** BEGIN **
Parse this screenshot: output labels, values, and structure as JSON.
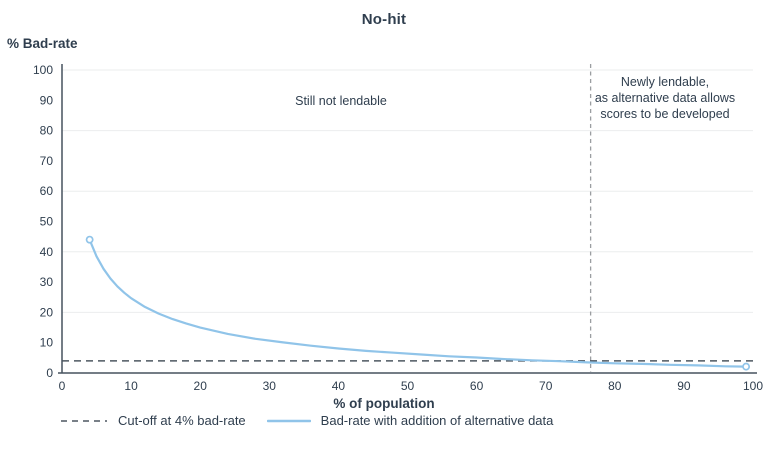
{
  "title": "No-hit",
  "y_axis_title": "% Bad-rate",
  "x_axis_title": "% of population",
  "annotations": {
    "left": "Still not lendable",
    "right": "Newly lendable,\nas alternative data allows\nscores to be developed"
  },
  "legend": [
    {
      "label": "Cut-off at 4% bad-rate",
      "sample": "dashed-line"
    },
    {
      "label": "Bad-rate with addition of alternative data",
      "sample": "solid-line"
    }
  ],
  "colors": {
    "ink": "#2f3e4e",
    "axis": "#47525e",
    "grid": "#ebedee",
    "curve": "#90c4e9",
    "cutoff": "#4d5761",
    "vline": "#9b9ea1"
  },
  "chart_data": {
    "type": "line",
    "title": "No-hit",
    "xlabel": "% of population",
    "ylabel": "% Bad-rate",
    "xlim": [
      0,
      100
    ],
    "ylim": [
      0,
      100
    ],
    "x_ticks": [
      0,
      10,
      20,
      30,
      40,
      50,
      60,
      70,
      80,
      90,
      100
    ],
    "y_ticks": [
      0,
      10,
      20,
      30,
      40,
      50,
      60,
      70,
      80,
      90,
      100
    ],
    "grid_y": [
      20,
      40,
      60,
      80,
      100
    ],
    "legend_position": "bottom-left",
    "cutoff_line": {
      "label": "Cut-off at 4% bad-rate",
      "y": 4,
      "style": "dashed"
    },
    "divider_line": {
      "x": 76.5,
      "style": "dashed-vertical",
      "left_region_label": "Still not lendable",
      "right_region_label": "Newly lendable, as alternative data allows scores to be developed"
    },
    "series": [
      {
        "name": "Bad-rate with addition of alternative data",
        "endpoint_markers": "open-circle",
        "points": [
          [
            4,
            44
          ],
          [
            5,
            38.5
          ],
          [
            6,
            34.4
          ],
          [
            7,
            31.2
          ],
          [
            8,
            28.6
          ],
          [
            9,
            26.5
          ],
          [
            10,
            24.7
          ],
          [
            12,
            21.8
          ],
          [
            14,
            19.6
          ],
          [
            16,
            17.8
          ],
          [
            18,
            16.3
          ],
          [
            20,
            15
          ],
          [
            24,
            12.9
          ],
          [
            28,
            11.3
          ],
          [
            32,
            10.1
          ],
          [
            36,
            9
          ],
          [
            40,
            8.1
          ],
          [
            44,
            7.3
          ],
          [
            48,
            6.7
          ],
          [
            52,
            6.1
          ],
          [
            56,
            5.5
          ],
          [
            60,
            5.1
          ],
          [
            64,
            4.6
          ],
          [
            68,
            4.2
          ],
          [
            72,
            3.9
          ],
          [
            76,
            3.5
          ],
          [
            80,
            3.2
          ],
          [
            84,
            3
          ],
          [
            88,
            2.7
          ],
          [
            92,
            2.5
          ],
          [
            96,
            2.2
          ],
          [
            99,
            2.1
          ]
        ]
      }
    ]
  }
}
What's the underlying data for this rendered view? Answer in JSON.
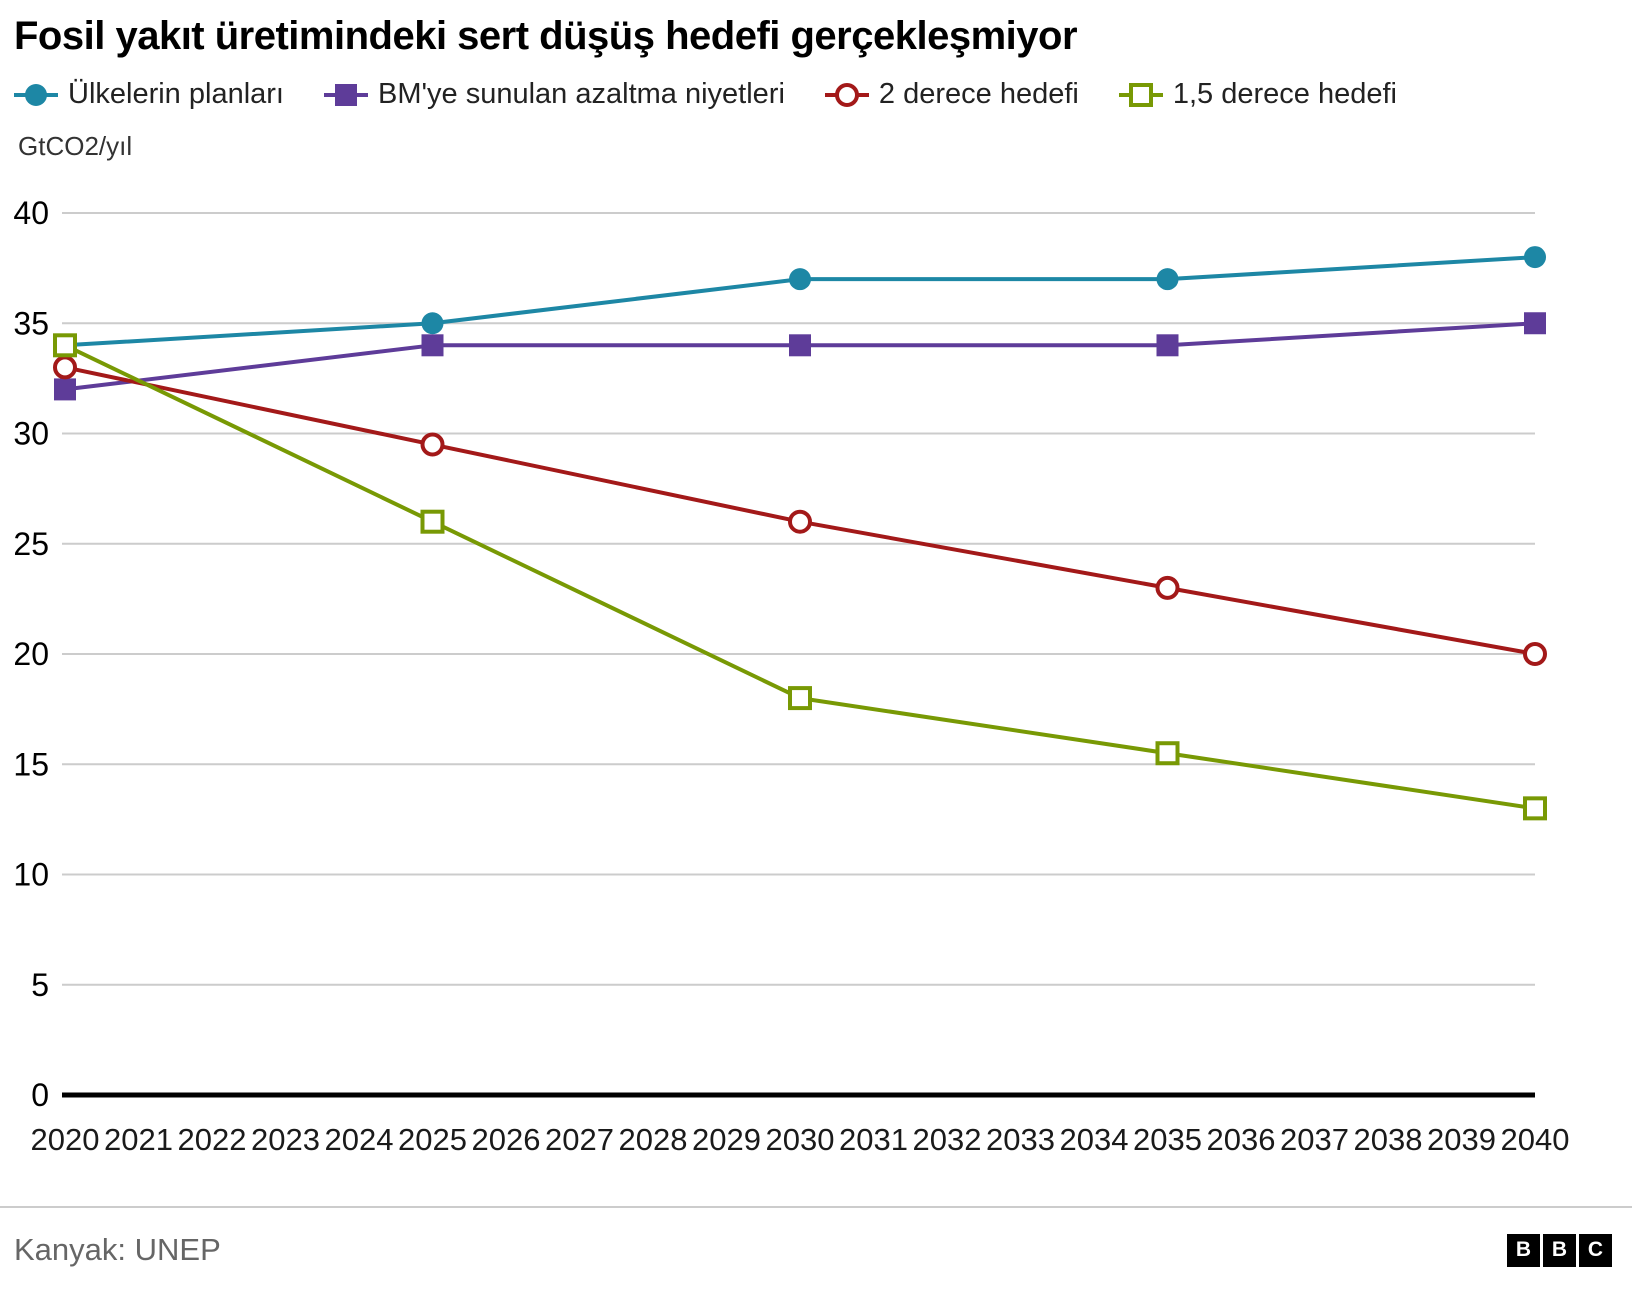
{
  "header": {
    "title": "Fosil yakıt üretimindeki sert düşüş hedefi gerçekleşmiyor"
  },
  "chart_data": {
    "type": "line",
    "title": "Fosil yakıt üretimindeki sert düşüş hedefi gerçekleşmiyor",
    "ylabel": "GtCO2/yıl",
    "xlabel": "",
    "ylim": [
      0,
      40
    ],
    "y_ticks": [
      0,
      5,
      10,
      15,
      20,
      25,
      30,
      35,
      40
    ],
    "x_ticks": [
      2020,
      2021,
      2022,
      2023,
      2024,
      2025,
      2026,
      2027,
      2028,
      2029,
      2030,
      2031,
      2032,
      2033,
      2034,
      2035,
      2036,
      2037,
      2038,
      2039,
      2040
    ],
    "x": [
      2020,
      2025,
      2030,
      2035,
      2040
    ],
    "grid": true,
    "legend_position": "top",
    "series": [
      {
        "name": "Ülkelerin planları",
        "color": "#1d87a5",
        "marker": "circle-filled",
        "values": [
          34,
          35,
          37,
          37,
          38
        ]
      },
      {
        "name": "BM'ye sunulan azaltma niyetleri",
        "color": "#5e3c99",
        "marker": "square-filled",
        "values": [
          32,
          34,
          34,
          34,
          35
        ]
      },
      {
        "name": "2 derece hedefi",
        "color": "#a31919",
        "marker": "circle-open",
        "values": [
          33,
          29.5,
          26,
          23,
          20
        ]
      },
      {
        "name": "1,5 derece hedefi",
        "color": "#789904",
        "marker": "square-open",
        "values": [
          34,
          26,
          18,
          15.5,
          13
        ]
      }
    ]
  },
  "footer": {
    "source": "Kanyak: UNEP",
    "logo_letters": [
      "B",
      "B",
      "C"
    ]
  }
}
** END **
TASK DIRECTIONS
Work out how many lines in the entries hold the string "sample". Your answer should consist solely of that number.

FINISHED TASK
2